Source data »
---+---

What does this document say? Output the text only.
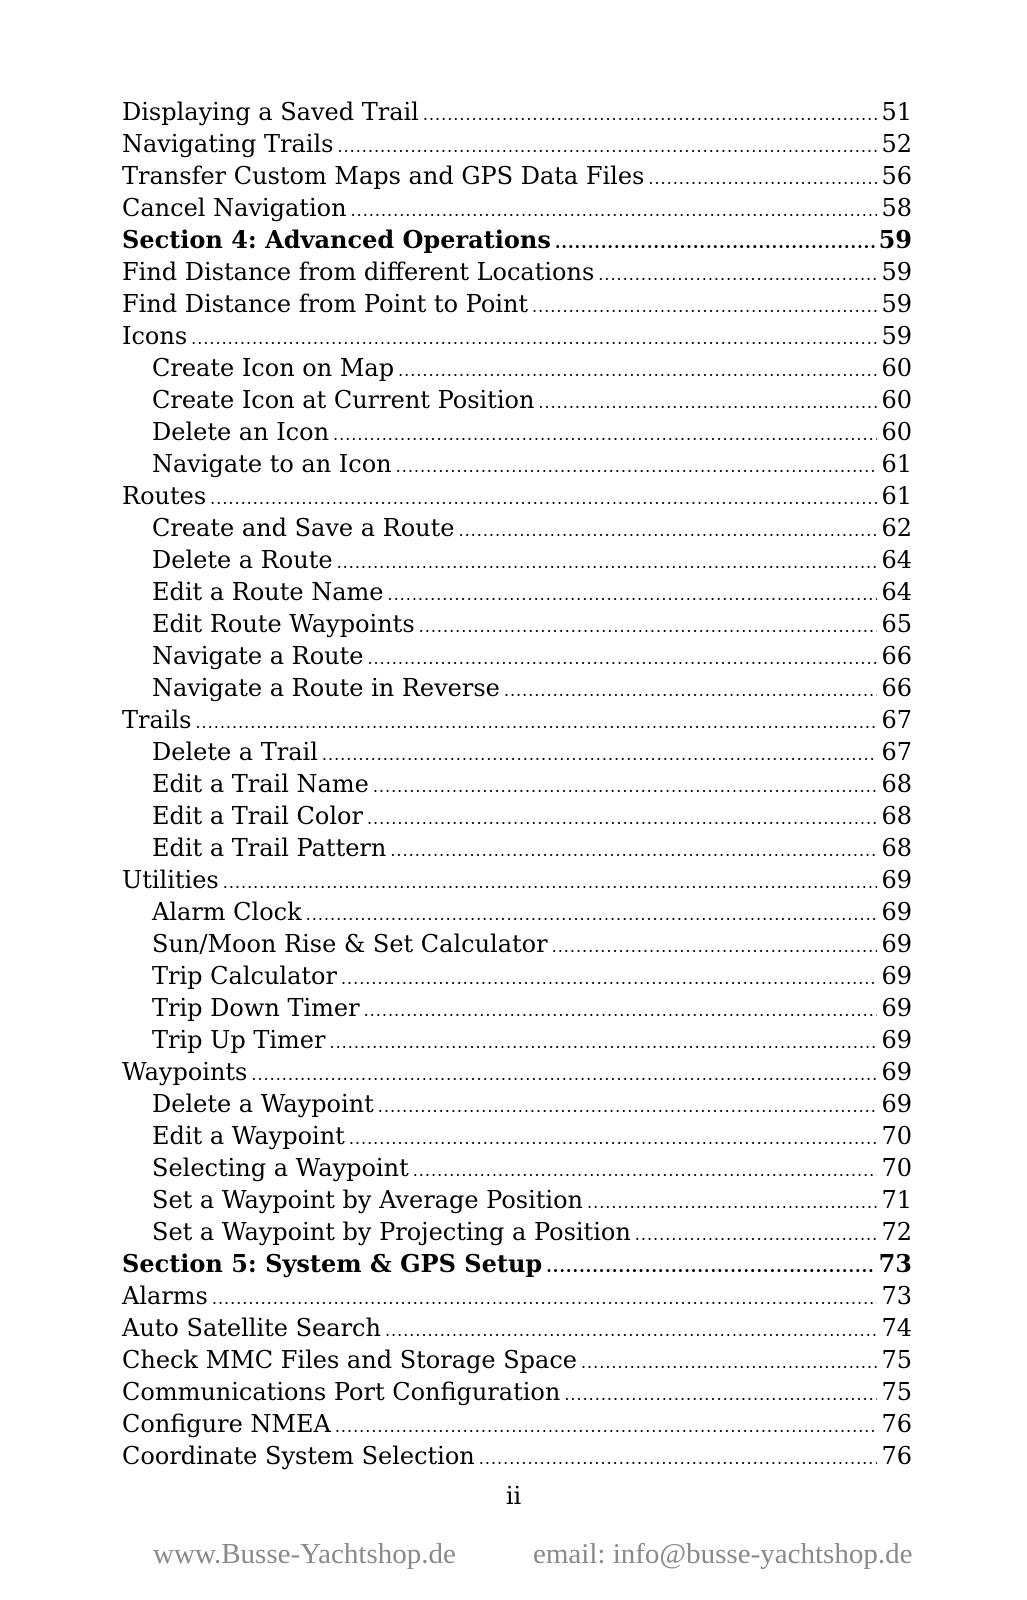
Displaying a Saved Trail .....	51
Navigating Trails .....	52
Transfer Custom Maps and GPS Data Files .....	56
Cancel Navigation .....	58
Section 4: Advanced Operations .....	59
Find Distance from different Locations .....	59
Find Distance from Point to Point .....	59
Icons .....	59
Create Icon on Map .....	60
Create Icon at Current Position .....	60
Delete an Icon .....	60
Navigate to an Icon .....	61
Routes .....	61
Create and Save a Route .....	62
Delete a Route .....	64
Edit a Route Name .....	64
Edit Route Waypoints .....	65
Navigate a Route .....	66
Navigate a Route in Reverse .....	66
Trails .....	67
Delete a Trail .....	67
Edit a Trail Name .....	68
Edit a Trail Color .....	68
Edit a Trail Pattern .....	68
Utilities .....	69
Alarm Clock .....	69
Sun/Moon Rise & Set Calculator .....	69
Trip Calculator .....	69
Trip Down Timer .....	69
Trip Up Timer .....	69
Waypoints .....	69
Delete a Waypoint .....	69
Edit a Waypoint .....	70
Selecting a Waypoint .....	70
Set a Waypoint by Average Position .....	71
Set a Waypoint by Projecting a Position .....	72
Section 5: System & GPS Setup .....	73
Alarms .....	73
Auto Satellite Search .....	74
Check MMC Files and Storage Space .....	75
Communications Port Configuration .....	75
Configure NMEA .....	76
Coordinate System Selection .....	76
ii
www.Busse-Yachtshop.de	email: info@busse-yachtshop.de
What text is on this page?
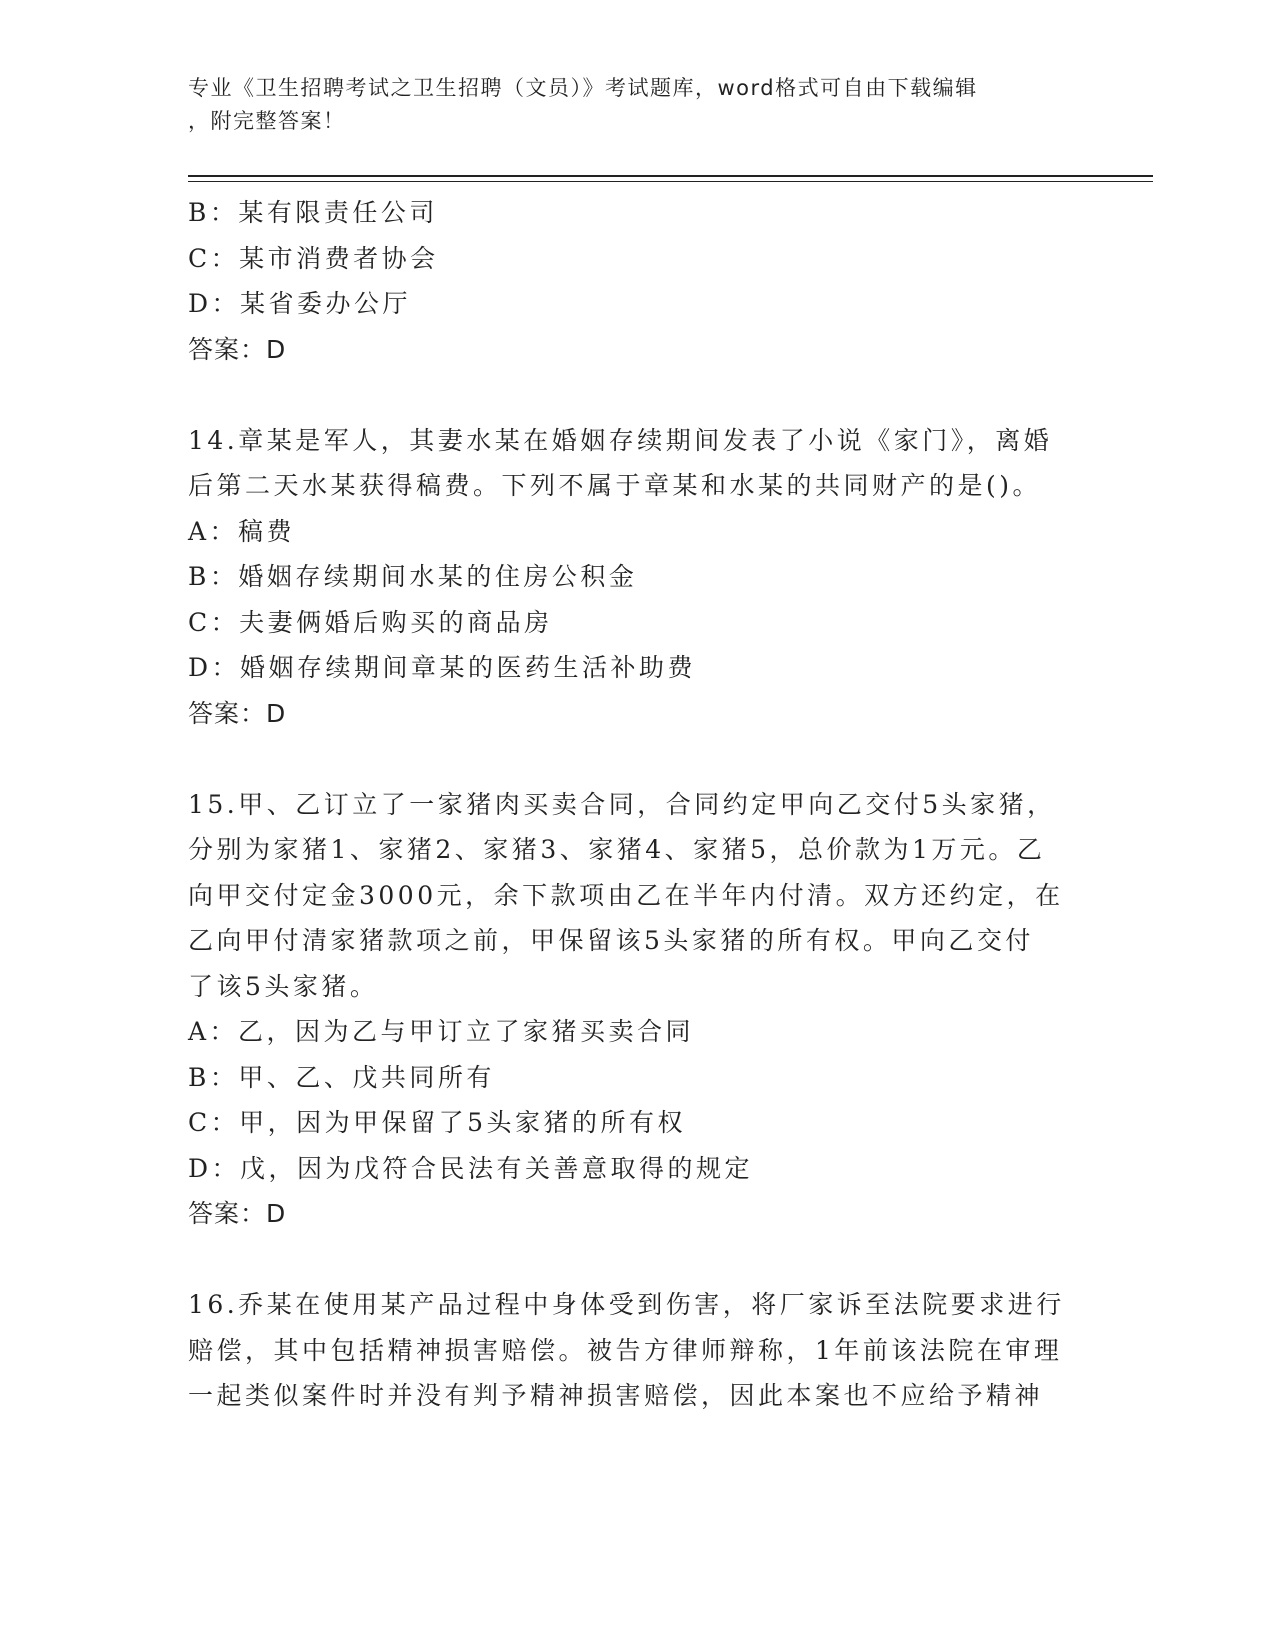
专业《卫生招聘考试之卫生招聘（文员）》考试题库，word格式可自由下载编辑
，附完整答案！
B：某有限责任公司
C：某市消费者协会
D：某省委办公厅
答案：D
14.章某是军人，其妻水某在婚姻存续期间发表了小说《家门》，离婚
后第二天水某获得稿费。下列不属于章某和水某的共同财产的是()。
A：稿费
B：婚姻存续期间水某的住房公积金
C：夫妻俩婚后购买的商品房
D：婚姻存续期间章某的医药生活补助费
答案：D
15.甲、乙订立了一家猪肉买卖合同，合同约定甲向乙交付5头家猪，
分别为家猪1、家猪2、家猪3、家猪4、家猪5，总价款为1万元。乙
向甲交付定金3000元，余下款项由乙在半年内付清。双方还约定，在
乙向甲付清家猪款项之前，甲保留该5头家猪的所有权。甲向乙交付
了该5头家猪。
A：乙，因为乙与甲订立了家猪买卖合同
B：甲、乙、戊共同所有
C：甲，因为甲保留了5头家猪的所有权
D：戊，因为戊符合民法有关善意取得的规定
答案：D
16.乔某在使用某产品过程中身体受到伤害，将厂家诉至法院要求进行
赔偿，其中包括精神损害赔偿。被告方律师辩称，1年前该法院在审理
一起类似案件时并没有判予精神损害赔偿，因此本案也不应给予精神
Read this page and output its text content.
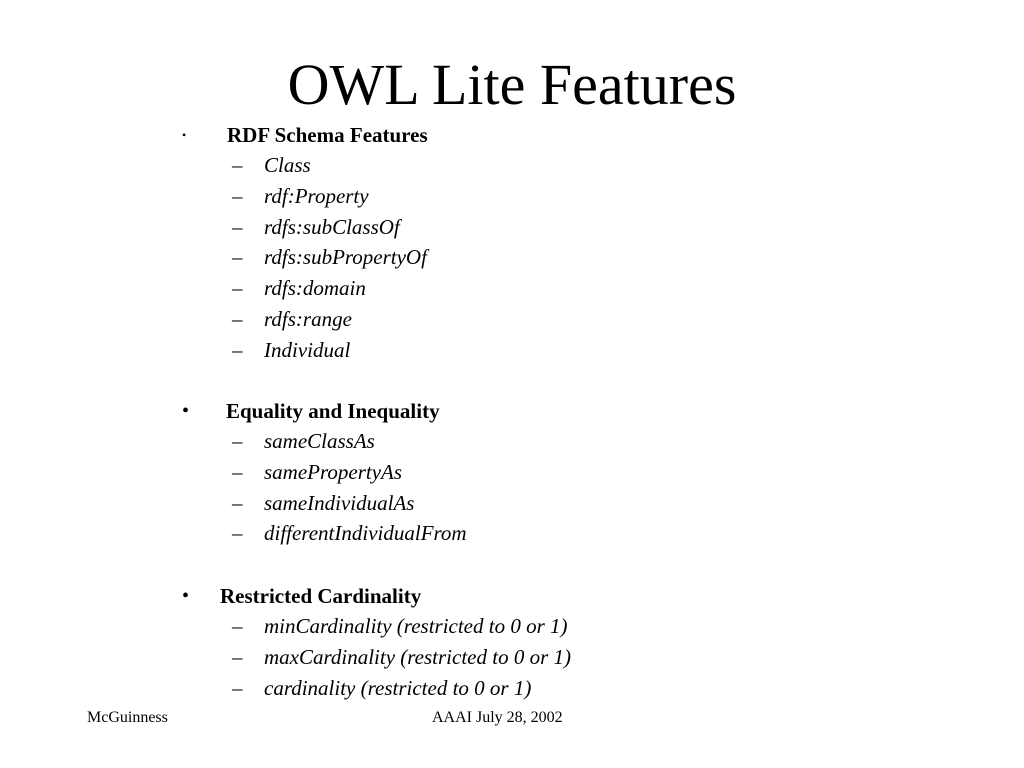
OWL Lite Features
• RDF Schema Features
– Class
– rdf:Property
– rdfs:subClassOf
– rdfs:subPropertyOf
– rdfs:domain
– rdfs:range
– Individual
• Equality and Inequality
– sameClassAs
– samePropertyAs
– sameIndividualAs
– differentIndividualFrom
• Restricted Cardinality
– minCardinality (restricted to 0 or 1)
– maxCardinality (restricted to 0 or 1)
– cardinality (restricted to 0 or 1)
McGuinness	AAAI July 28, 2002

---+---

Required task » Reproduce precisely the lines of the listing above, from the line containing "Read this page and output its text content." to the last line, both ends included. Pictures are to be omitted.

Task answer »
Read this page and output its text content.
OWL Lite Features
• RDF Schema Features
– Class
– rdf:Property
– rdfs:subClassOf
– rdfs:subPropertyOf
– rdfs:domain
– rdfs:range
– Individual
• Equality and Inequality
– sameClassAs
– samePropertyAs
– sameIndividualAs
– differentIndividualFrom
• Restricted Cardinality
– minCardinality (restricted to 0 or 1)
– maxCardinality (restricted to 0 or 1)
– cardinality (restricted to 0 or 1)
McGuinness	AAAI July 28, 2002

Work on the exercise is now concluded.